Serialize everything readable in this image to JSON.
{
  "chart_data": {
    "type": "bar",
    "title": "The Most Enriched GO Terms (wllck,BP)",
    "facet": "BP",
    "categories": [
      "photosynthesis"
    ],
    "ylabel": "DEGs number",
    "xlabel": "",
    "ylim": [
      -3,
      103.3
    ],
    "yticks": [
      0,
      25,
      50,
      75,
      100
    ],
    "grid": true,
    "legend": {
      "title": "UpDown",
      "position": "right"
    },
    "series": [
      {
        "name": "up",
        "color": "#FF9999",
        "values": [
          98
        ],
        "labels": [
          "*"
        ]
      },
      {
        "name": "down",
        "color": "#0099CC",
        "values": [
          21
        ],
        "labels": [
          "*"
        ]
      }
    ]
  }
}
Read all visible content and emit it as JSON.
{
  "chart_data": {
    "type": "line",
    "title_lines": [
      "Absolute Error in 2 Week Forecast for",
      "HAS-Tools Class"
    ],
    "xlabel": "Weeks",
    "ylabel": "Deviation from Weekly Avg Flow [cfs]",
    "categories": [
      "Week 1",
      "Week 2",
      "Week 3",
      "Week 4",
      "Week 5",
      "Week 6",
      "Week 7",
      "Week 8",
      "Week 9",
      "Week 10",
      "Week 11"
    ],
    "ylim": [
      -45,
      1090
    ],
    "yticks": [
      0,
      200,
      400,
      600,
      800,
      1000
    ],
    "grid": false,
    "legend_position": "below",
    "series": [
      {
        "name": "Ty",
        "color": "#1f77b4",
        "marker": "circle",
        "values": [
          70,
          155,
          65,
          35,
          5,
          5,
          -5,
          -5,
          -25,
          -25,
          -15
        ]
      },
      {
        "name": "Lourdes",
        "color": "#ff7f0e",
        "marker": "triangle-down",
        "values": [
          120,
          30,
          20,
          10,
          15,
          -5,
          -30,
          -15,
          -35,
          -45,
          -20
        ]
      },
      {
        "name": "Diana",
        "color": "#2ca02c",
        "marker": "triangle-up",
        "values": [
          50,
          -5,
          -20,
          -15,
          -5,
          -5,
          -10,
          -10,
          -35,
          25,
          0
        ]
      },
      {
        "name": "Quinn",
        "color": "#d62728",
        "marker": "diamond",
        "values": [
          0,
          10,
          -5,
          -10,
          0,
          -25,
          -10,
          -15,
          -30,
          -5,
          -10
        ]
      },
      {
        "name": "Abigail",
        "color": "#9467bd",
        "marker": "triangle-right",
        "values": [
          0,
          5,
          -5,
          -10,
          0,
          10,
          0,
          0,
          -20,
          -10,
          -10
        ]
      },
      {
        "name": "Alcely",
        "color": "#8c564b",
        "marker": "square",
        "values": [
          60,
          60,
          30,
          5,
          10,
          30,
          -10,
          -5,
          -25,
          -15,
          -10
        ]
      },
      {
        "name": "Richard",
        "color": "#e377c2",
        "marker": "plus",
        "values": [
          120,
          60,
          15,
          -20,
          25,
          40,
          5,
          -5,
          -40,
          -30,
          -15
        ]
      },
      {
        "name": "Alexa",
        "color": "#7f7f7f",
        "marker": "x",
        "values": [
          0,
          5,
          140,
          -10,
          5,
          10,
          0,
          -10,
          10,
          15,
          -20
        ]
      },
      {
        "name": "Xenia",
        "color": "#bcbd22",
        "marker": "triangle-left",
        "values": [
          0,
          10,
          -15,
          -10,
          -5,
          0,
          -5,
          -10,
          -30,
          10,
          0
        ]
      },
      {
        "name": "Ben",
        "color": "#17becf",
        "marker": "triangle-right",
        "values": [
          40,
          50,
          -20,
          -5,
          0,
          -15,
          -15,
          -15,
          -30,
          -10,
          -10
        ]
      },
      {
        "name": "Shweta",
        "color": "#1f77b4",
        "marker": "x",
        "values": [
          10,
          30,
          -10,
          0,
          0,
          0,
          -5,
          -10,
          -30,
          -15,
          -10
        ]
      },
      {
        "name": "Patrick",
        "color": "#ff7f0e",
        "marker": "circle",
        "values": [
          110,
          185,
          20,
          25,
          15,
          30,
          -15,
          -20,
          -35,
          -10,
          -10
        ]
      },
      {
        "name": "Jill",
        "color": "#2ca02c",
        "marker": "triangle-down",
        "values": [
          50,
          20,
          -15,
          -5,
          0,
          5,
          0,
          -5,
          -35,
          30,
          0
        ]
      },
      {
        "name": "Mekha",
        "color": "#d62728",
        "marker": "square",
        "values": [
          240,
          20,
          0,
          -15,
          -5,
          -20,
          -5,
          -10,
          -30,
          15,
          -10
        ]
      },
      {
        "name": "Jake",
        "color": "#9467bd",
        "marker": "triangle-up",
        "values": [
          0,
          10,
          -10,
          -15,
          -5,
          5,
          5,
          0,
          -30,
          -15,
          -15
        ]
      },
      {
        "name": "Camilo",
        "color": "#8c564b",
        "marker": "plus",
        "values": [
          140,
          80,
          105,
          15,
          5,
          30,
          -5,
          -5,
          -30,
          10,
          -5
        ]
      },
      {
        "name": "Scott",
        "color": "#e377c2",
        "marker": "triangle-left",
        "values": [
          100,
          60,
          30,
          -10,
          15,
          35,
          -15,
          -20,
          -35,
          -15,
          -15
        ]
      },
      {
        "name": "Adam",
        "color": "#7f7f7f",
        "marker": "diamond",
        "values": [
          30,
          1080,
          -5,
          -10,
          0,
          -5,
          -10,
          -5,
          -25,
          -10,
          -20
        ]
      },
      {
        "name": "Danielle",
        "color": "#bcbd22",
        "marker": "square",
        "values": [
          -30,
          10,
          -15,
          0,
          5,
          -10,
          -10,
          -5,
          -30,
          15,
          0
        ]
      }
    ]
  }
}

DIRECTION: Using the data above, repeat every line exactly.

SOLUTION TO THIS TASK:
Serialize everything readable in this image to JSON.
{
  "chart_data": {
    "type": "bar",
    "title": "The Most Enriched GO Terms (wllck,BP)",
    "facet": "BP",
    "categories": [
      "photosynthesis"
    ],
    "ylabel": "DEGs number",
    "xlabel": "",
    "ylim": [
      -3,
      103.3
    ],
    "yticks": [
      0,
      25,
      50,
      75,
      100
    ],
    "grid": true,
    "legend": {
      "title": "UpDown",
      "position": "right"
    },
    "series": [
      {
        "name": "up",
        "color": "#FF9999",
        "values": [
          98
        ],
        "labels": [
          "*"
        ]
      },
      {
        "name": "down",
        "color": "#0099CC",
        "values": [
          21
        ],
        "labels": [
          "*"
        ]
      }
    ]
  }
}
Read all visible content and emit it as JSON.
{
  "chart_data": {
    "type": "line",
    "title_lines": [
      "Absolute Error in 2 Week Forecast for",
      "HAS-Tools Class"
    ],
    "xlabel": "Weeks",
    "ylabel": "Deviation from Weekly Avg Flow [cfs]",
    "categories": [
      "Week 1",
      "Week 2",
      "Week 3",
      "Week 4",
      "Week 5",
      "Week 6",
      "Week 7",
      "Week 8",
      "Week 9",
      "Week 10",
      "Week 11"
    ],
    "ylim": [
      -45,
      1090
    ],
    "yticks": [
      0,
      200,
      400,
      600,
      800,
      1000
    ],
    "grid": false,
    "legend_position": "below",
    "series": [
      {
        "name": "Ty",
        "color": "#1f77b4",
        "marker": "circle",
        "values": [
          70,
          155,
          65,
          35,
          5,
          5,
          -5,
          -5,
          -25,
          -25,
          -15
        ]
      },
      {
        "name": "Lourdes",
        "color": "#ff7f0e",
        "marker": "triangle-down",
        "values": [
          120,
          30,
          20,
          10,
          15,
          -5,
          -30,
          -15,
          -35,
          -45,
          -20
        ]
      },
      {
        "name": "Diana",
        "color": "#2ca02c",
        "marker": "triangle-up",
        "values": [
          50,
          -5,
          -20,
          -15,
          -5,
          -5,
          -10,
          -10,
          -35,
          25,
          0
        ]
      },
      {
        "name": "Quinn",
        "color": "#d62728",
        "marker": "diamond",
        "values": [
          0,
          10,
          -5,
          -10,
          0,
          -25,
          -10,
          -15,
          -30,
          -5,
          -10
        ]
      },
      {
        "name": "Abigail",
        "color": "#9467bd",
        "marker": "triangle-right",
        "values": [
          0,
          5,
          -5,
          -10,
          0,
          10,
          0,
          0,
          -20,
          -10,
          -10
        ]
      },
      {
        "name": "Alcely",
        "color": "#8c564b",
        "marker": "square",
        "values": [
          60,
          60,
          30,
          5,
          10,
          30,
          -10,
          -5,
          -25,
          -15,
          -10
        ]
      },
      {
        "name": "Richard",
        "color": "#e377c2",
        "marker": "plus",
        "values": [
          120,
          60,
          15,
          -20,
          25,
          40,
          5,
          -5,
          -40,
          -30,
          -15
        ]
      },
      {
        "name": "Alexa",
        "color": "#7f7f7f",
        "marker": "x",
        "values": [
          0,
          5,
          140,
          -10,
          5,
          10,
          0,
          -10,
          10,
          15,
          -20
        ]
      },
      {
        "name": "Xenia",
        "color": "#bcbd22",
        "marker": "triangle-left",
        "values": [
          0,
          10,
          -15,
          -10,
          -5,
          0,
          -5,
          -10,
          -30,
          10,
          0
        ]
      },
      {
        "name": "Ben",
        "color": "#17becf",
        "marker": "triangle-right",
        "values": [
          40,
          50,
          -20,
          -5,
          0,
          -15,
          -15,
          -15,
          -30,
          -10,
          -10
        ]
      },
      {
        "name": "Shweta",
        "color": "#1f77b4",
        "marker": "x",
        "values": [
          10,
          30,
          -10,
          0,
          0,
          0,
          -5,
          -10,
          -30,
          -15,
          -10
        ]
      },
      {
        "name": "Patrick",
        "color": "#ff7f0e",
        "marker": "circle",
        "values": [
          110,
          185,
          20,
          25,
          15,
          30,
          -15,
          -20,
          -35,
          -10,
          -10
        ]
      },
      {
        "name": "Jill",
        "color": "#2ca02c",
        "marker": "triangle-down",
        "values": [
          50,
          20,
          -15,
          -5,
          0,
          5,
          0,
          -5,
          -35,
          30,
          0
        ]
      },
      {
        "name": "Mekha",
        "color": "#d62728",
        "marker": "square",
        "values": [
          240,
          20,
          0,
          -15,
          -5,
          -20,
          -5,
          -10,
          -30,
          15,
          -10
        ]
      },
      {
        "name": "Jake",
        "color": "#9467bd",
        "marker": "triangle-up",
        "values": [
          0,
          10,
          -10,
          -15,
          -5,
          5,
          5,
          0,
          -30,
          -15,
          -15
        ]
      },
      {
        "name": "Camilo",
        "color": "#8c564b",
        "marker": "plus",
        "values": [
          140,
          80,
          105,
          15,
          5,
          30,
          -5,
          -5,
          -30,
          10,
          -5
        ]
      },
      {
        "name": "Scott",
        "color": "#e377c2",
        "marker": "triangle-left",
        "values": [
          100,
          60,
          30,
          -10,
          15,
          35,
          -15,
          -20,
          -35,
          -15,
          -15
        ]
      },
      {
        "name": "Adam",
        "color": "#7f7f7f",
        "marker": "diamond",
        "values": [
          30,
          1080,
          -5,
          -10,
          0,
          -5,
          -10,
          -5,
          -25,
          -10,
          -20
        ]
      },
      {
        "name": "Danielle",
        "color": "#bcbd22",
        "marker": "square",
        "values": [
          -30,
          10,
          -15,
          0,
          5,
          -10,
          -10,
          -5,
          -30,
          15,
          0
        ]
      }
    ]
  }
}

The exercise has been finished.